> RAW RECORDS:
-----

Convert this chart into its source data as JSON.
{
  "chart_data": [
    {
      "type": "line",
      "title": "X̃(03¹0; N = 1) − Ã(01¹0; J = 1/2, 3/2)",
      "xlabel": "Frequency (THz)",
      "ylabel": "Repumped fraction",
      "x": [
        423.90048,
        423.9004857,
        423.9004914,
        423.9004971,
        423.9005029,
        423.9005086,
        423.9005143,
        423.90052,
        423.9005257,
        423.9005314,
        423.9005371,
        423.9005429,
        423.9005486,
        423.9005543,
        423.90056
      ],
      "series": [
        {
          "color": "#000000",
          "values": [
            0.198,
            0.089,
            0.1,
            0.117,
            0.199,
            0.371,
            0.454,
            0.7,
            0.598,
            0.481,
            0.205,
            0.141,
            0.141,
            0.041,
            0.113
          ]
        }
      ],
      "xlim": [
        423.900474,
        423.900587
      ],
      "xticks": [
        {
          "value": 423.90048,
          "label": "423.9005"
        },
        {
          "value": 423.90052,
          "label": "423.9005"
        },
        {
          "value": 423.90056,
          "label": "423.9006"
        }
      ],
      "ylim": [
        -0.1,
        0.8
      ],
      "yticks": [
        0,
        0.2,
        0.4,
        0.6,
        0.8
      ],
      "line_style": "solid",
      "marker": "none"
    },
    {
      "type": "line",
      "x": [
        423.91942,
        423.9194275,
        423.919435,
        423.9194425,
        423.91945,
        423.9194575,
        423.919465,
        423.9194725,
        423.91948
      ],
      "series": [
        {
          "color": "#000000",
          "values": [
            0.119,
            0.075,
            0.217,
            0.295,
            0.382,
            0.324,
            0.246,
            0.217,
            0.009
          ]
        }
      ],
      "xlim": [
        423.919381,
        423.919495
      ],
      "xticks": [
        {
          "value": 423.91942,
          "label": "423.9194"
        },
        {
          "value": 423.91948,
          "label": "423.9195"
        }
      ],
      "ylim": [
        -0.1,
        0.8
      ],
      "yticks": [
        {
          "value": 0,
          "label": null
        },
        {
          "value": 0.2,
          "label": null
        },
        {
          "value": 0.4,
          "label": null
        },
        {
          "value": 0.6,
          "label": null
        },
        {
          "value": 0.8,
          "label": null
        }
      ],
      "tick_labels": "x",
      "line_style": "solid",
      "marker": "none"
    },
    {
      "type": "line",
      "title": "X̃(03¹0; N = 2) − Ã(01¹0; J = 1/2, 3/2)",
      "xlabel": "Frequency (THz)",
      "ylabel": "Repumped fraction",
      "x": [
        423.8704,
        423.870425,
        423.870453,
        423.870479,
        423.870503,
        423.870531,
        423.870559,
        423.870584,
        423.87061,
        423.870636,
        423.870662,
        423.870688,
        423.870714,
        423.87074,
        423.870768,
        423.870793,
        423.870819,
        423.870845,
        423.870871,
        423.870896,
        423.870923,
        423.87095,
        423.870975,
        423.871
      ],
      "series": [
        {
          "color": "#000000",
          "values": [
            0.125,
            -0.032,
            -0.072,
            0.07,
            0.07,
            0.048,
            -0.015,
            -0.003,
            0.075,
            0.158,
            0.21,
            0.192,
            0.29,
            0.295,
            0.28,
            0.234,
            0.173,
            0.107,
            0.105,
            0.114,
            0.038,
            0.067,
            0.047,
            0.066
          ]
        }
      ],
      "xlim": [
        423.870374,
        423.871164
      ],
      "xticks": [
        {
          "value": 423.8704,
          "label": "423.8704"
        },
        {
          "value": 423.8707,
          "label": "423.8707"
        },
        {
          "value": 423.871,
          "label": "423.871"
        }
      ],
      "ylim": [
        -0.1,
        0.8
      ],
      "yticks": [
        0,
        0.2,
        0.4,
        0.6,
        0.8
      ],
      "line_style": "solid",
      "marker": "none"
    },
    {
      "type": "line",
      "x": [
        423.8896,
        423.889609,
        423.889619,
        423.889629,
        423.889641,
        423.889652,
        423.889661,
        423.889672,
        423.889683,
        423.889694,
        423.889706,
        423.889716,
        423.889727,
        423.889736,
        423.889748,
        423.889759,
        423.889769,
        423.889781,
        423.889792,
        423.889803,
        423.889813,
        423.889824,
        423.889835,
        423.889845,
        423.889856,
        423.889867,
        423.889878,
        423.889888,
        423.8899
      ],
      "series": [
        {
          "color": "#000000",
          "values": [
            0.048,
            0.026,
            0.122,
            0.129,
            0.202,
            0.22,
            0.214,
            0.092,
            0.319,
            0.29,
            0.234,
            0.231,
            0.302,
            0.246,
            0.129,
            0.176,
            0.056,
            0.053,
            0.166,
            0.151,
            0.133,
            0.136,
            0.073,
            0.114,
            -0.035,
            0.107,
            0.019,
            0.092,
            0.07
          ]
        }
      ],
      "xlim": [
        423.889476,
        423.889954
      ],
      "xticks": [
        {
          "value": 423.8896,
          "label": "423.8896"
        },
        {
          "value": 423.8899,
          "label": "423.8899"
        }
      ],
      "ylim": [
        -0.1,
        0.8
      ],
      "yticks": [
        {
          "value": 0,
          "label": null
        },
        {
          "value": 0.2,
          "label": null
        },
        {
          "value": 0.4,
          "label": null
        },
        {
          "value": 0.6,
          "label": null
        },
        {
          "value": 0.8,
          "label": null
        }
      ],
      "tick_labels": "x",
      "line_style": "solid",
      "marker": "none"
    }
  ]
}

-----

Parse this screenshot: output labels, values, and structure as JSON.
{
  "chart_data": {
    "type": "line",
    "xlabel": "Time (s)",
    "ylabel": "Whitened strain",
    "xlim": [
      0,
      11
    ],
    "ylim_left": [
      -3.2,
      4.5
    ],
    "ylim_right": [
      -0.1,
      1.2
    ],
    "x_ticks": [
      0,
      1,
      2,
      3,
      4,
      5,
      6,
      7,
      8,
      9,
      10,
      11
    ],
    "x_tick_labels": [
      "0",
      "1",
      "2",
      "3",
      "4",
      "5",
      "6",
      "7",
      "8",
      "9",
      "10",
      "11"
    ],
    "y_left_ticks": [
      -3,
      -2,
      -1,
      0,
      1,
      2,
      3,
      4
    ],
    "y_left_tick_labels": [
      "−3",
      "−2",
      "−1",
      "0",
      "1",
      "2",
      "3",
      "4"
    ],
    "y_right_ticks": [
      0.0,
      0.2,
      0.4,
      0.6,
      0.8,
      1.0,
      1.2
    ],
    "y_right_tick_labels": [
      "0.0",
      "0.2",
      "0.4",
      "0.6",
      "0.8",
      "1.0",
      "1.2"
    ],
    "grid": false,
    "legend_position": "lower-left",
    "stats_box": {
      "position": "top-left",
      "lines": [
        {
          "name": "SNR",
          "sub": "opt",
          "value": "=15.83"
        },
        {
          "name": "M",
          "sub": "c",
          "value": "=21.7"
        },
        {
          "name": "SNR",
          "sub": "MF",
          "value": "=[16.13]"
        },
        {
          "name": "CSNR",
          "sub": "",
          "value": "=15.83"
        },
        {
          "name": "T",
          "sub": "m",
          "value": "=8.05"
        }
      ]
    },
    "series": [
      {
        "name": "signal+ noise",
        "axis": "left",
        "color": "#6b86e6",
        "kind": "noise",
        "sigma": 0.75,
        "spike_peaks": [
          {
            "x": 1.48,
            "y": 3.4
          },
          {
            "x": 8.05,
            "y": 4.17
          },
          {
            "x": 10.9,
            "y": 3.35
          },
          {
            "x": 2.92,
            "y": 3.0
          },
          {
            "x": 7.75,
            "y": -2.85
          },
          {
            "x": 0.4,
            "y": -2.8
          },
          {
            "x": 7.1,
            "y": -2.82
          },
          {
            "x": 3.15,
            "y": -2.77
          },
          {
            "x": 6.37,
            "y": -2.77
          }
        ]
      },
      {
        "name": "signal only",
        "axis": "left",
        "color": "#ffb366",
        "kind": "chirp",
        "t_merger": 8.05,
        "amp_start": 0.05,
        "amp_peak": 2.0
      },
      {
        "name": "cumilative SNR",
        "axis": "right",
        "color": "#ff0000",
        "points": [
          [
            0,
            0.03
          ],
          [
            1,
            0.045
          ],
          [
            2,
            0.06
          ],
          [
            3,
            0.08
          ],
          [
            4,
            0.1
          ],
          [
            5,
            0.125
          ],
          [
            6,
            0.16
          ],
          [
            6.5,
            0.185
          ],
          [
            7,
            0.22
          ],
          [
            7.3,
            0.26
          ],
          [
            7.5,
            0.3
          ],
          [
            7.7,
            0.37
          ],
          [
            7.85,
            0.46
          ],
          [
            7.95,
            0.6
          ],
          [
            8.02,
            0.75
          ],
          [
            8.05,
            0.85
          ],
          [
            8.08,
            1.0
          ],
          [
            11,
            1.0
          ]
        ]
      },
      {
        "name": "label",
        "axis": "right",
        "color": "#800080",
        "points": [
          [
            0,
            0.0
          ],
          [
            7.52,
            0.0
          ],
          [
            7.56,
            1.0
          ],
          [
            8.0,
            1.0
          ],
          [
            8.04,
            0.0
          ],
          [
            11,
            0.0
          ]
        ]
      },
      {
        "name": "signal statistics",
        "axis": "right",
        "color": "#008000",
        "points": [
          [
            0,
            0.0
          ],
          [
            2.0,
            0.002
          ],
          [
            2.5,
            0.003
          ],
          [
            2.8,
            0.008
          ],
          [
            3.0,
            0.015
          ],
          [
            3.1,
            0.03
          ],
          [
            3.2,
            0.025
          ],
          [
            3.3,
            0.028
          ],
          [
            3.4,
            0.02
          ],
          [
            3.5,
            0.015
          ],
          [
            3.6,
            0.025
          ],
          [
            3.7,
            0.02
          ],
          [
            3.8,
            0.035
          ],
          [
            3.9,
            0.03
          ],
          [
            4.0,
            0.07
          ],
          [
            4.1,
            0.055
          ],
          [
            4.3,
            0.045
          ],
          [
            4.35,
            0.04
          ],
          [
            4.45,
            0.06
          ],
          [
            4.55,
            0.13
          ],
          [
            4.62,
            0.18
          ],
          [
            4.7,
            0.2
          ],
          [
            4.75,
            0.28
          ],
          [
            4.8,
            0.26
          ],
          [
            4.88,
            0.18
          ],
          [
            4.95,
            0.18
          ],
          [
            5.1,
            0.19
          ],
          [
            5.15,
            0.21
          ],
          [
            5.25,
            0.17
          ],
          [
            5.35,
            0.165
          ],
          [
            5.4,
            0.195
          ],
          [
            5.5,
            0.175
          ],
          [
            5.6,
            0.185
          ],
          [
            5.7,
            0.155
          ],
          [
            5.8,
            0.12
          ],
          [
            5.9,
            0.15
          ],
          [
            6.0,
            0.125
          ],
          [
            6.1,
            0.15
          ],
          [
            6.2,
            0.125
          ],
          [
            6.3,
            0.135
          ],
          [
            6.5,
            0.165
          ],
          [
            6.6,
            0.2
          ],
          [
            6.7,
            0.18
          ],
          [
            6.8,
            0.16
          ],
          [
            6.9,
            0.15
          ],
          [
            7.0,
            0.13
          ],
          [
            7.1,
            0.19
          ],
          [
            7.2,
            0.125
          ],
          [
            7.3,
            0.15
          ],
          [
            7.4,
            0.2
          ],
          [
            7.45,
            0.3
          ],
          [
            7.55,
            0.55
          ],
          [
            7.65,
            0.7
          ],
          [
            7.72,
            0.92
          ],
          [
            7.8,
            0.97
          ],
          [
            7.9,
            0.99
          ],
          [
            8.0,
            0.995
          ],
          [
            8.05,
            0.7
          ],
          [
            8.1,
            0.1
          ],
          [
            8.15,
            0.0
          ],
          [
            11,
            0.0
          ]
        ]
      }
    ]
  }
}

-----

> GIVEN EXERCISE: Give the number of lines above in which the word "name" occurs, with nothing else.

> TASK ANSWER: 10